Aim> Print out the material that follows word for word.

Information given>
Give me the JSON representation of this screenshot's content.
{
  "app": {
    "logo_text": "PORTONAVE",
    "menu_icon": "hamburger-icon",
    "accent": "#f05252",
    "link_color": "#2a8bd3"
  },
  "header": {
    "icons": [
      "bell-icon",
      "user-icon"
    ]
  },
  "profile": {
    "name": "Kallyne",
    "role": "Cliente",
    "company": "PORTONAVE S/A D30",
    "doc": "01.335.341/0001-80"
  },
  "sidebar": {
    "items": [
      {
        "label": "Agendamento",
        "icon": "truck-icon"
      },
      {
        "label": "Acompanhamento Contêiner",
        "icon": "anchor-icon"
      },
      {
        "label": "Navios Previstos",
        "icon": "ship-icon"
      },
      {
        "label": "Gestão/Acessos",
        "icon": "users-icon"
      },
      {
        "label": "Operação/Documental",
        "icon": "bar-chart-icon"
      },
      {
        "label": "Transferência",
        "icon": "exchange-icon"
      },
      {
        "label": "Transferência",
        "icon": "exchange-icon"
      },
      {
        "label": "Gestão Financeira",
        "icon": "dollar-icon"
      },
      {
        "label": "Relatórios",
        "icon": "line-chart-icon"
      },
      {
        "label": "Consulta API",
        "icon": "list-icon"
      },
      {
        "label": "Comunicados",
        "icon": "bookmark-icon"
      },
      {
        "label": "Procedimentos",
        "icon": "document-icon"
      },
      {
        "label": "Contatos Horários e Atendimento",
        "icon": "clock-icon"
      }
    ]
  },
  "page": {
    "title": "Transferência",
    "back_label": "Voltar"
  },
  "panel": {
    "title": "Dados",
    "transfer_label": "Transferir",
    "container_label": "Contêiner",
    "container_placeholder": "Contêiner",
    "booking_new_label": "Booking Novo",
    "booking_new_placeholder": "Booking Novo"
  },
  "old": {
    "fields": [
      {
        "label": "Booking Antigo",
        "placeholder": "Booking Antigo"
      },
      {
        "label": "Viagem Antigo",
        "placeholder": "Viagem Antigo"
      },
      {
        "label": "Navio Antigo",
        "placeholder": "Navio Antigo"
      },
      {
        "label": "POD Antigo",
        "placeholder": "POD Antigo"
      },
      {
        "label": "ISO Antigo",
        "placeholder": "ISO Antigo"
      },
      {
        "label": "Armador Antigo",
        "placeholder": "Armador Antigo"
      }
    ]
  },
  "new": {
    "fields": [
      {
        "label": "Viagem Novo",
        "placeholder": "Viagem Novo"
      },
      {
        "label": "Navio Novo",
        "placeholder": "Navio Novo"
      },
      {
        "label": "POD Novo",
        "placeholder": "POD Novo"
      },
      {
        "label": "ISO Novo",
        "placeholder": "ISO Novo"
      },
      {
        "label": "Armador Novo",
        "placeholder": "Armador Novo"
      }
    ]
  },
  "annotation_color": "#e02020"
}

Exercise answer>
Give me the JSON representation of this screenshot's content.
{
  "app": {
    "logo_text": "PORTONAVE",
    "menu_icon": "hamburger-icon",
    "accent": "#f05252",
    "link_color": "#2a8bd3"
  },
  "header": {
    "icons": [
      "bell-icon",
      "user-icon"
    ]
  },
  "profile": {
    "name": "Kallyne",
    "role": "Cliente",
    "company": "PORTONAVE S/A D30",
    "doc": "01.335.341/0001-80"
  },
  "sidebar": {
    "items": [
      {
        "label": "Agendamento",
        "icon": "truck-icon"
      },
      {
        "label": "Acompanhamento Contêiner",
        "icon": "anchor-icon"
      },
      {
        "label": "Navios Previstos",
        "icon": "ship-icon"
      },
      {
        "label": "Gestão/Acessos",
        "icon": "users-icon"
      },
      {
        "label": "Operação/Documental",
        "icon": "bar-chart-icon"
      },
      {
        "label": "Transferência",
        "icon": "exchange-icon"
      },
      {
        "label": "Transferência",
        "icon": "exchange-icon"
      },
      {
        "label": "Gestão Financeira",
        "icon": "dollar-icon"
      },
      {
        "label": "Relatórios",
        "icon": "line-chart-icon"
      },
      {
        "label": "Consulta API",
        "icon": "list-icon"
      },
      {
        "label": "Comunicados",
        "icon": "bookmark-icon"
      },
      {
        "label": "Procedimentos",
        "icon": "document-icon"
      },
      {
        "label": "Contatos Horários e Atendimento",
        "icon": "clock-icon"
      }
    ]
  },
  "page": {
    "title": "Transferência",
    "back_label": "Voltar"
  },
  "panel": {
    "title": "Dados",
    "transfer_label": "Transferir",
    "container_label": "Contêiner",
    "container_placeholder": "Contêiner",
    "booking_new_label": "Booking Novo",
    "booking_new_placeholder": "Booking Novo"
  },
  "old": {
    "fields": [
      {
        "label": "Booking Antigo",
        "placeholder": "Booking Antigo"
      },
      {
        "label": "Viagem Antigo",
        "placeholder": "Viagem Antigo"
      },
      {
        "label": "Navio Antigo",
        "placeholder": "Navio Antigo"
      },
      {
        "label": "POD Antigo",
        "placeholder": "POD Antigo"
      },
      {
        "label": "ISO Antigo",
        "placeholder": "ISO Antigo"
      },
      {
        "label": "Armador Antigo",
        "placeholder": "Armador Antigo"
      }
    ]
  },
  "new": {
    "fields": [
      {
        "label": "Viagem Novo",
        "placeholder": "Viagem Novo"
      },
      {
        "label": "Navio Novo",
        "placeholder": "Navio Novo"
      },
      {
        "label": "POD Novo",
        "placeholder": "POD Novo"
      },
      {
        "label": "ISO Novo",
        "placeholder": "ISO Novo"
      },
      {
        "label": "Armador Novo",
        "placeholder": "Armador Novo"
      }
    ]
  },
  "annotation_color": "#e02020"
}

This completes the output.